Data for this exercise >>
-=-=-=-=-
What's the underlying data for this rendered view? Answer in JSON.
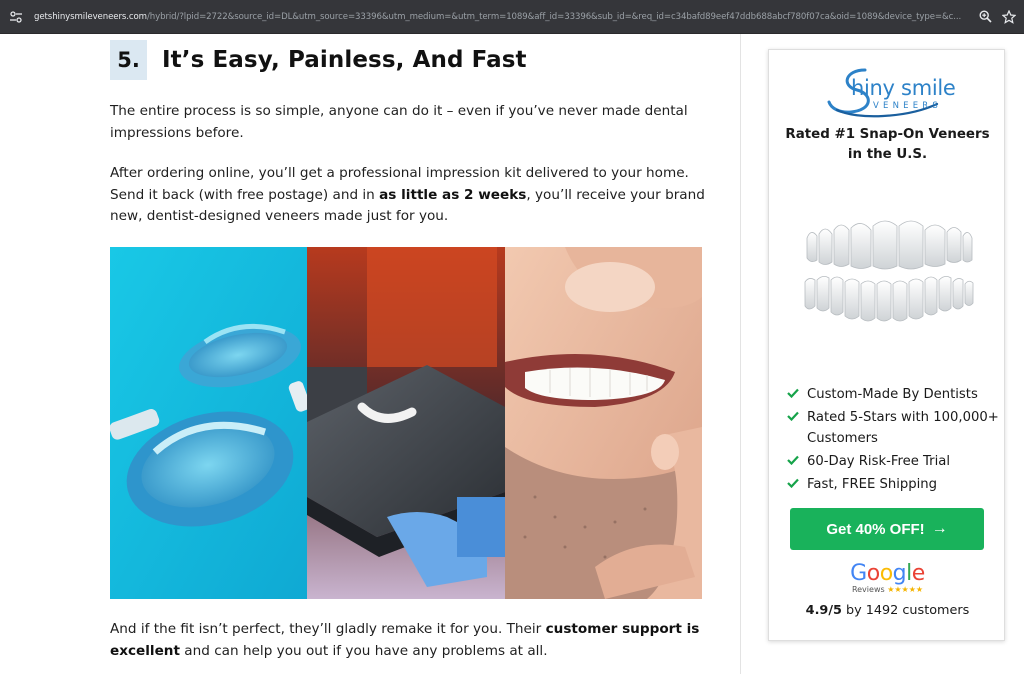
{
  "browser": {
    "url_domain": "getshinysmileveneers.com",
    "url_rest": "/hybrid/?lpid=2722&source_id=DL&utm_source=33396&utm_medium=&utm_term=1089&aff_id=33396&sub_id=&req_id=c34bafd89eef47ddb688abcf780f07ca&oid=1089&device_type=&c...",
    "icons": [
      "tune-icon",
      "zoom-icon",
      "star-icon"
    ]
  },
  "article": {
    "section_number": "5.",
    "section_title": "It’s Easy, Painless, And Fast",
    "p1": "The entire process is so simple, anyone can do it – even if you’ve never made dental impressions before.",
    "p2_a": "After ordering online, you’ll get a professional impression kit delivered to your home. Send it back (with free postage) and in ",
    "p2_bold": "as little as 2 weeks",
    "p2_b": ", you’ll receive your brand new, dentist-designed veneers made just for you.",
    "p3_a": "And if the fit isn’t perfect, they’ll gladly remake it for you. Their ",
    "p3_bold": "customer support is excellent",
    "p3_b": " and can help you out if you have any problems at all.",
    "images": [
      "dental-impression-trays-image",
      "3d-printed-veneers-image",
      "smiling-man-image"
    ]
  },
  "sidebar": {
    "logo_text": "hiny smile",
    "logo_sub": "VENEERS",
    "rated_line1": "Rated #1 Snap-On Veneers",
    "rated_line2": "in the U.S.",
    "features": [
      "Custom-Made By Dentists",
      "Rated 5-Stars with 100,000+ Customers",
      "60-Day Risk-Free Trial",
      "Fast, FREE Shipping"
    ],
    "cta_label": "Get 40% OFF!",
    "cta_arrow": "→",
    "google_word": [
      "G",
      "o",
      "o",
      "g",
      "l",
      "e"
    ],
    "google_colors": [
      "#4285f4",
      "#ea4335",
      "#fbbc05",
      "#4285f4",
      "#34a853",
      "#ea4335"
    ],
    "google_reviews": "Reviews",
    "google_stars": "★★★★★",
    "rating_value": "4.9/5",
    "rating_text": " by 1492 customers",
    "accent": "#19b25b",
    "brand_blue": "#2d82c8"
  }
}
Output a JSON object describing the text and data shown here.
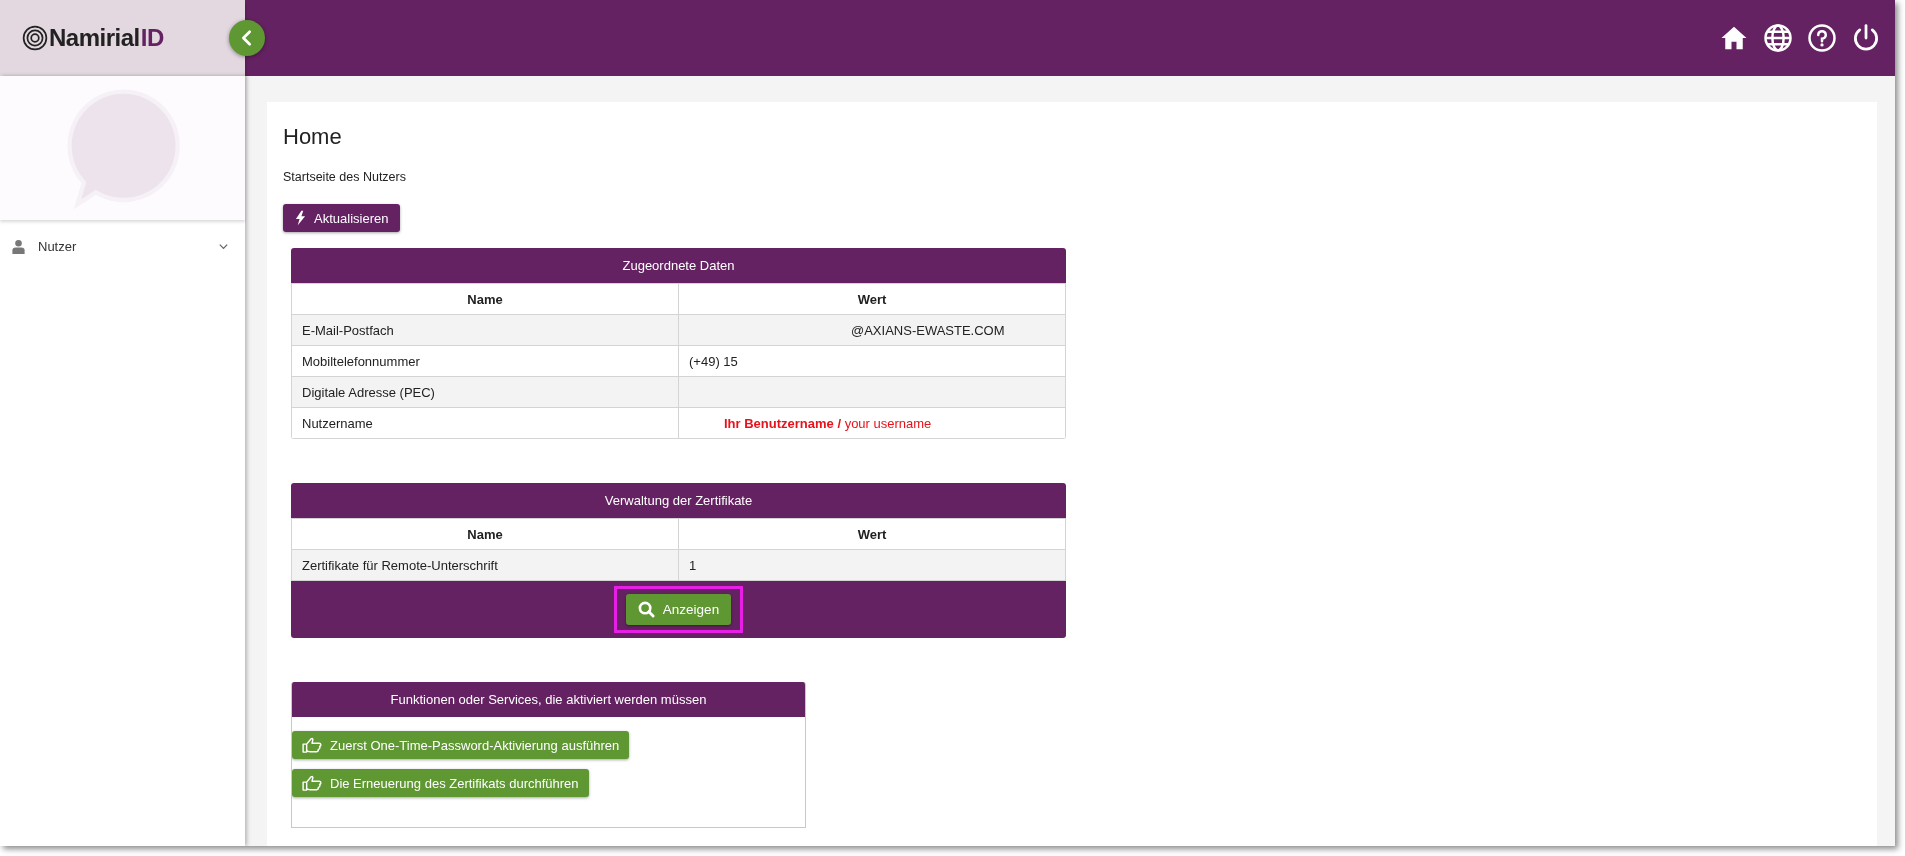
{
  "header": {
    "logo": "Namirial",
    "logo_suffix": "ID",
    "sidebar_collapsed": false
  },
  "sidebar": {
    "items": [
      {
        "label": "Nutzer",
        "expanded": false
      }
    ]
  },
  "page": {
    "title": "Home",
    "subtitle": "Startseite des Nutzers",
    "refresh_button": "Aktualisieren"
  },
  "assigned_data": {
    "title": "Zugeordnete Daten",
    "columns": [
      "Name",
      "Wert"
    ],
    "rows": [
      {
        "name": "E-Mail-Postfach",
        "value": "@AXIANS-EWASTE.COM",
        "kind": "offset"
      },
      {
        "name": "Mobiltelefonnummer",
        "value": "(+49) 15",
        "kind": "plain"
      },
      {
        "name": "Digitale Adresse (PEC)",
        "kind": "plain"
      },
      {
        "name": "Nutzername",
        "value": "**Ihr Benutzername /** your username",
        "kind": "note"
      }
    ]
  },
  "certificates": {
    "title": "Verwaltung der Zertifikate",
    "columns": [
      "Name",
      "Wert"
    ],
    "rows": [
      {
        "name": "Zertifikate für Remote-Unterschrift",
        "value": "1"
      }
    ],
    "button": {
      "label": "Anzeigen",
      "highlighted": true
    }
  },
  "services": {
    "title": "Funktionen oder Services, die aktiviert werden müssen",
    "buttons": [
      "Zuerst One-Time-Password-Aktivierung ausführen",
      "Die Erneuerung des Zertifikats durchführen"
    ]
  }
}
-=-=-=-=-
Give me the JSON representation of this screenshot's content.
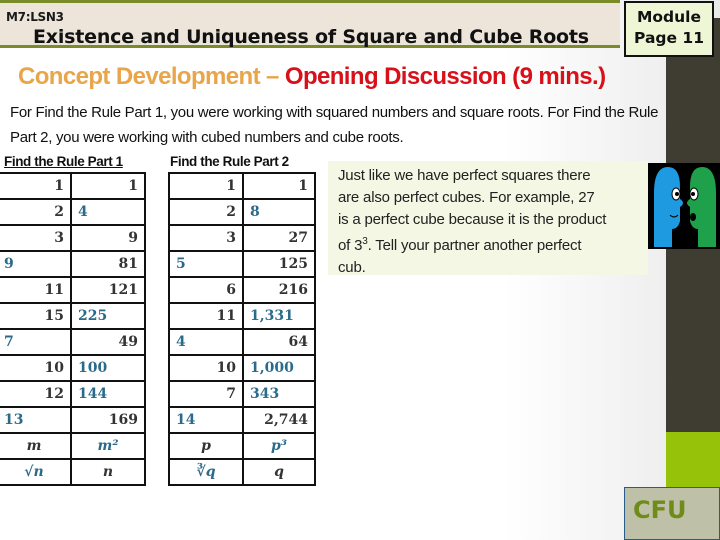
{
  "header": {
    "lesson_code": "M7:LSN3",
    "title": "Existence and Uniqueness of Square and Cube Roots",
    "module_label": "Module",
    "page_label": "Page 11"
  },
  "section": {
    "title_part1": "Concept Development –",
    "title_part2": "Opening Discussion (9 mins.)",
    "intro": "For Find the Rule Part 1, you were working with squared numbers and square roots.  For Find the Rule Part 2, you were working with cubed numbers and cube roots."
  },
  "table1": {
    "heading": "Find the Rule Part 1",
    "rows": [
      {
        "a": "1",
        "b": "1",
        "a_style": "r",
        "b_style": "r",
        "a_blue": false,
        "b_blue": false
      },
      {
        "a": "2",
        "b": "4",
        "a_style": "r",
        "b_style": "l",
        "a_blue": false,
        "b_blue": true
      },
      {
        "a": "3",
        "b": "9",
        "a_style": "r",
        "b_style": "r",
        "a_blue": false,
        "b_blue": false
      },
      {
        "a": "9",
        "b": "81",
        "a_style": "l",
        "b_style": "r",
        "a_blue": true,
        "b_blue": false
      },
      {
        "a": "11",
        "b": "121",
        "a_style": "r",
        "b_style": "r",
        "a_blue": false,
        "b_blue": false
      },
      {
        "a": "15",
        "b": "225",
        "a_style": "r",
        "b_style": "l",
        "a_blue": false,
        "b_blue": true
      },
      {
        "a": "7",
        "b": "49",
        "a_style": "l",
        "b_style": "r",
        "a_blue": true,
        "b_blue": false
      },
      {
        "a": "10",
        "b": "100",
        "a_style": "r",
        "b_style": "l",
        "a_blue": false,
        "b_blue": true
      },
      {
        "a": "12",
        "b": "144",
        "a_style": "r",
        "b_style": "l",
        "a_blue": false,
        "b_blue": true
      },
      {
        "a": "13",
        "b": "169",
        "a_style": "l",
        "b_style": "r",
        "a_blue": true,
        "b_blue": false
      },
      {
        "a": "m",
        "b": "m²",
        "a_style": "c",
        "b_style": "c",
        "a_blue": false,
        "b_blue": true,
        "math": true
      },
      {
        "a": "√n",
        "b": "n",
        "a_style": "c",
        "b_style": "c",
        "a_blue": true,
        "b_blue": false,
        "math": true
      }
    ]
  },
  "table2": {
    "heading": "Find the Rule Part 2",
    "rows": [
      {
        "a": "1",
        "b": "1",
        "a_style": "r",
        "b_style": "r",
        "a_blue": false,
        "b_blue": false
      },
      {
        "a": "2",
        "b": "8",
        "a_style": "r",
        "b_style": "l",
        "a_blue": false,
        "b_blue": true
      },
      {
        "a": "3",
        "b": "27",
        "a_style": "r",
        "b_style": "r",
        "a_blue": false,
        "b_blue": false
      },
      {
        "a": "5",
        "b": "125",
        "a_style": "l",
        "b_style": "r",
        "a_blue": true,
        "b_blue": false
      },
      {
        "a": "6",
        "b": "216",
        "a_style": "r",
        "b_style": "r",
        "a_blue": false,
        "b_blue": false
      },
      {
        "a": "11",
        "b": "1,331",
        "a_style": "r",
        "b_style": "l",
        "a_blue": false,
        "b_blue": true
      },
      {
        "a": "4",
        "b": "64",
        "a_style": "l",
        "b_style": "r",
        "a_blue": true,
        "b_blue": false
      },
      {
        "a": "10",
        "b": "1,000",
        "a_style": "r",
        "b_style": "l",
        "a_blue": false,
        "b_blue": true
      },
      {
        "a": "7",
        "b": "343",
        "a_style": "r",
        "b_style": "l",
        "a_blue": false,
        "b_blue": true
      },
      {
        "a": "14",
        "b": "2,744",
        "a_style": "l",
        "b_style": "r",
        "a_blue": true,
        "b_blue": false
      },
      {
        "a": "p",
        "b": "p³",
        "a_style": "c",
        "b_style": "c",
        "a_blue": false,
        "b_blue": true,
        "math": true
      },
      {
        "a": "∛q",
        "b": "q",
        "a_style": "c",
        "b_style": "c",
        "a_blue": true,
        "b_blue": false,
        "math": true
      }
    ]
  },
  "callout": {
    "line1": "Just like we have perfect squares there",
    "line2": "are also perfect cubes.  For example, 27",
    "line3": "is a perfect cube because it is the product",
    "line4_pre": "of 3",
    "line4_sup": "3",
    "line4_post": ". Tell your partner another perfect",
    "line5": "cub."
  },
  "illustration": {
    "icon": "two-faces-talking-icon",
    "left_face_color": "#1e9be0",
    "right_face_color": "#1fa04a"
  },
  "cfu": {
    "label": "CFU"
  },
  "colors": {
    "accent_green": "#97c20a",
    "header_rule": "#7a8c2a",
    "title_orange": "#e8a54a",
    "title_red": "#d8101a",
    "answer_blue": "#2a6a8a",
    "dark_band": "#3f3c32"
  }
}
-=-=-=-=-
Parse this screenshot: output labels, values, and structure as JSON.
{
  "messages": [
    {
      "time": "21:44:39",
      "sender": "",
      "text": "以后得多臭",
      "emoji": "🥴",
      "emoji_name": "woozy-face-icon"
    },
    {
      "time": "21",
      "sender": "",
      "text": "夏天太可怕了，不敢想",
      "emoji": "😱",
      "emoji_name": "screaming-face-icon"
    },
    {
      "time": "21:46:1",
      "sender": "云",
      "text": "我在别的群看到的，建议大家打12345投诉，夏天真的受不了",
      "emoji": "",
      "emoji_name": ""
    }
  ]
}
-=-=-=-=-
Your goal >> Go through the listing above and return every line where the word "screenshot" occurs.

The result >>
Give me the JSON representation of this screenshot's content.
Parse this screenshot: output labels, values, and structure as JSON.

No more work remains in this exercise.